Output each entry below as it stands, leaving out every picture.

= Record extracts =

▬▬▬▬▬▬

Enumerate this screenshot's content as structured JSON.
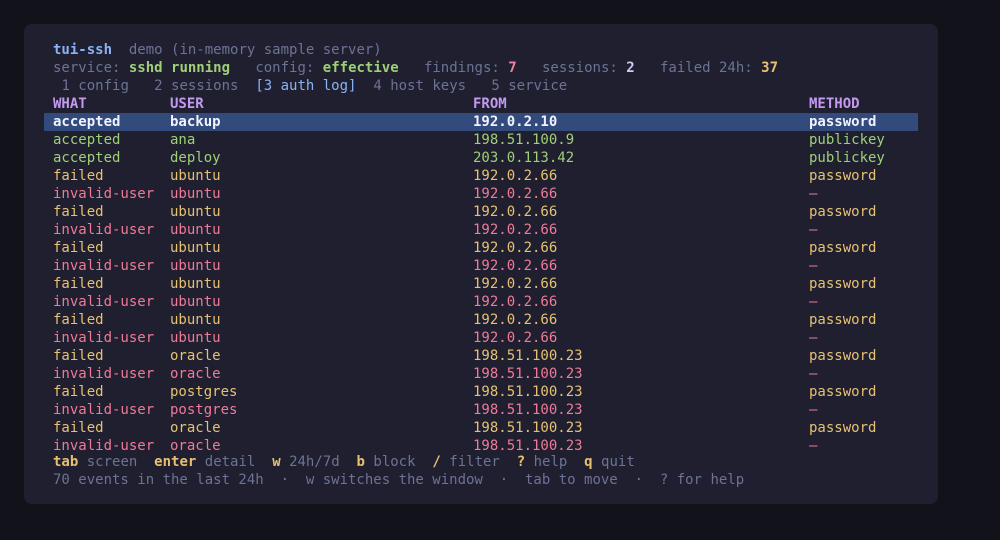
{
  "header": {
    "app_name": "tui-ssh",
    "subtitle": "demo (in-memory sample server)"
  },
  "status": {
    "service_label": "service:",
    "service_value": "sshd running",
    "config_label": "config:",
    "config_value": "effective",
    "findings_label": "findings:",
    "findings_value": "7",
    "sessions_label": "sessions:",
    "sessions_value": "2",
    "failed_label": "failed 24h:",
    "failed_value": "37"
  },
  "tabs": [
    {
      "label": "1 config"
    },
    {
      "label": "2 sessions"
    },
    {
      "label": "[3 auth log]"
    },
    {
      "label": "4 host keys"
    },
    {
      "label": "5 service"
    }
  ],
  "table": {
    "columns": [
      "WHAT",
      "USER",
      "FROM",
      "METHOD"
    ],
    "rows": [
      {
        "what": "accepted",
        "user": "backup",
        "from": "192.0.2.10",
        "method": "password",
        "kind": "selected"
      },
      {
        "what": "accepted",
        "user": "ana",
        "from": "198.51.100.9",
        "method": "publickey",
        "kind": "accepted"
      },
      {
        "what": "accepted",
        "user": "deploy",
        "from": "203.0.113.42",
        "method": "publickey",
        "kind": "accepted"
      },
      {
        "what": "failed",
        "user": "ubuntu",
        "from": "192.0.2.66",
        "method": "password",
        "kind": "failed"
      },
      {
        "what": "invalid-user",
        "user": "ubuntu",
        "from": "192.0.2.66",
        "method": "—",
        "kind": "invalid"
      },
      {
        "what": "failed",
        "user": "ubuntu",
        "from": "192.0.2.66",
        "method": "password",
        "kind": "failed"
      },
      {
        "what": "invalid-user",
        "user": "ubuntu",
        "from": "192.0.2.66",
        "method": "—",
        "kind": "invalid"
      },
      {
        "what": "failed",
        "user": "ubuntu",
        "from": "192.0.2.66",
        "method": "password",
        "kind": "failed"
      },
      {
        "what": "invalid-user",
        "user": "ubuntu",
        "from": "192.0.2.66",
        "method": "—",
        "kind": "invalid"
      },
      {
        "what": "failed",
        "user": "ubuntu",
        "from": "192.0.2.66",
        "method": "password",
        "kind": "failed"
      },
      {
        "what": "invalid-user",
        "user": "ubuntu",
        "from": "192.0.2.66",
        "method": "—",
        "kind": "invalid"
      },
      {
        "what": "failed",
        "user": "ubuntu",
        "from": "192.0.2.66",
        "method": "password",
        "kind": "failed"
      },
      {
        "what": "invalid-user",
        "user": "ubuntu",
        "from": "192.0.2.66",
        "method": "—",
        "kind": "invalid"
      },
      {
        "what": "failed",
        "user": "oracle",
        "from": "198.51.100.23",
        "method": "password",
        "kind": "failed"
      },
      {
        "what": "invalid-user",
        "user": "oracle",
        "from": "198.51.100.23",
        "method": "—",
        "kind": "invalid"
      },
      {
        "what": "failed",
        "user": "postgres",
        "from": "198.51.100.23",
        "method": "password",
        "kind": "failed"
      },
      {
        "what": "invalid-user",
        "user": "postgres",
        "from": "198.51.100.23",
        "method": "—",
        "kind": "invalid"
      },
      {
        "what": "failed",
        "user": "oracle",
        "from": "198.51.100.23",
        "method": "password",
        "kind": "failed"
      },
      {
        "what": "invalid-user",
        "user": "oracle",
        "from": "198.51.100.23",
        "method": "—",
        "kind": "invalid"
      }
    ]
  },
  "keys": [
    {
      "key": "tab",
      "action": "screen"
    },
    {
      "key": "enter",
      "action": "detail"
    },
    {
      "key": "w",
      "action": "24h/7d"
    },
    {
      "key": "b",
      "action": "block"
    },
    {
      "key": "/",
      "action": "filter"
    },
    {
      "key": "?",
      "action": "help"
    },
    {
      "key": "q",
      "action": "quit"
    }
  ],
  "footer": {
    "message": "70 events in the last 24h  ·  w switches the window  ·  tab to move  ·  ? for help"
  },
  "colors": {
    "background": "#12121b",
    "panel": "#1f1f2f",
    "selection": "#334a7c",
    "accepted": "#9fd078",
    "failed": "#e6c172",
    "invalid": "#f07a98",
    "header": "#c39af0"
  }
}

▬▬▬▬▬▬

= Right answer =
Enumerate this screenshot's content as structured JSON.
{
  "header": {
    "app_name": "tui-ssh",
    "subtitle": "demo (in-memory sample server)"
  },
  "status": {
    "service_label": "service:",
    "service_value": "sshd running",
    "config_label": "config:",
    "config_value": "effective",
    "findings_label": "findings:",
    "findings_value": "7",
    "sessions_label": "sessions:",
    "sessions_value": "2",
    "failed_label": "failed 24h:",
    "failed_value": "37"
  },
  "tabs": [
    {
      "label": "1 config"
    },
    {
      "label": "2 sessions"
    },
    {
      "label": "[3 auth log]"
    },
    {
      "label": "4 host keys"
    },
    {
      "label": "5 service"
    }
  ],
  "table": {
    "columns": [
      "WHAT",
      "USER",
      "FROM",
      "METHOD"
    ],
    "rows": [
      {
        "what": "accepted",
        "user": "backup",
        "from": "192.0.2.10",
        "method": "password",
        "kind": "selected"
      },
      {
        "what": "accepted",
        "user": "ana",
        "from": "198.51.100.9",
        "method": "publickey",
        "kind": "accepted"
      },
      {
        "what": "accepted",
        "user": "deploy",
        "from": "203.0.113.42",
        "method": "publickey",
        "kind": "accepted"
      },
      {
        "what": "failed",
        "user": "ubuntu",
        "from": "192.0.2.66",
        "method": "password",
        "kind": "failed"
      },
      {
        "what": "invalid-user",
        "user": "ubuntu",
        "from": "192.0.2.66",
        "method": "—",
        "kind": "invalid"
      },
      {
        "what": "failed",
        "user": "ubuntu",
        "from": "192.0.2.66",
        "method": "password",
        "kind": "failed"
      },
      {
        "what": "invalid-user",
        "user": "ubuntu",
        "from": "192.0.2.66",
        "method": "—",
        "kind": "invalid"
      },
      {
        "what": "failed",
        "user": "ubuntu",
        "from": "192.0.2.66",
        "method": "password",
        "kind": "failed"
      },
      {
        "what": "invalid-user",
        "user": "ubuntu",
        "from": "192.0.2.66",
        "method": "—",
        "kind": "invalid"
      },
      {
        "what": "failed",
        "user": "ubuntu",
        "from": "192.0.2.66",
        "method": "password",
        "kind": "failed"
      },
      {
        "what": "invalid-user",
        "user": "ubuntu",
        "from": "192.0.2.66",
        "method": "—",
        "kind": "invalid"
      },
      {
        "what": "failed",
        "user": "ubuntu",
        "from": "192.0.2.66",
        "method": "password",
        "kind": "failed"
      },
      {
        "what": "invalid-user",
        "user": "ubuntu",
        "from": "192.0.2.66",
        "method": "—",
        "kind": "invalid"
      },
      {
        "what": "failed",
        "user": "oracle",
        "from": "198.51.100.23",
        "method": "password",
        "kind": "failed"
      },
      {
        "what": "invalid-user",
        "user": "oracle",
        "from": "198.51.100.23",
        "method": "—",
        "kind": "invalid"
      },
      {
        "what": "failed",
        "user": "postgres",
        "from": "198.51.100.23",
        "method": "password",
        "kind": "failed"
      },
      {
        "what": "invalid-user",
        "user": "postgres",
        "from": "198.51.100.23",
        "method": "—",
        "kind": "invalid"
      },
      {
        "what": "failed",
        "user": "oracle",
        "from": "198.51.100.23",
        "method": "password",
        "kind": "failed"
      },
      {
        "what": "invalid-user",
        "user": "oracle",
        "from": "198.51.100.23",
        "method": "—",
        "kind": "invalid"
      }
    ]
  },
  "keys": [
    {
      "key": "tab",
      "action": "screen"
    },
    {
      "key": "enter",
      "action": "detail"
    },
    {
      "key": "w",
      "action": "24h/7d"
    },
    {
      "key": "b",
      "action": "block"
    },
    {
      "key": "/",
      "action": "filter"
    },
    {
      "key": "?",
      "action": "help"
    },
    {
      "key": "q",
      "action": "quit"
    }
  ],
  "footer": {
    "message": "70 events in the last 24h  ·  w switches the window  ·  tab to move  ·  ? for help"
  },
  "colors": {
    "background": "#12121b",
    "panel": "#1f1f2f",
    "selection": "#334a7c",
    "accepted": "#9fd078",
    "failed": "#e6c172",
    "invalid": "#f07a98",
    "header": "#c39af0"
  }
}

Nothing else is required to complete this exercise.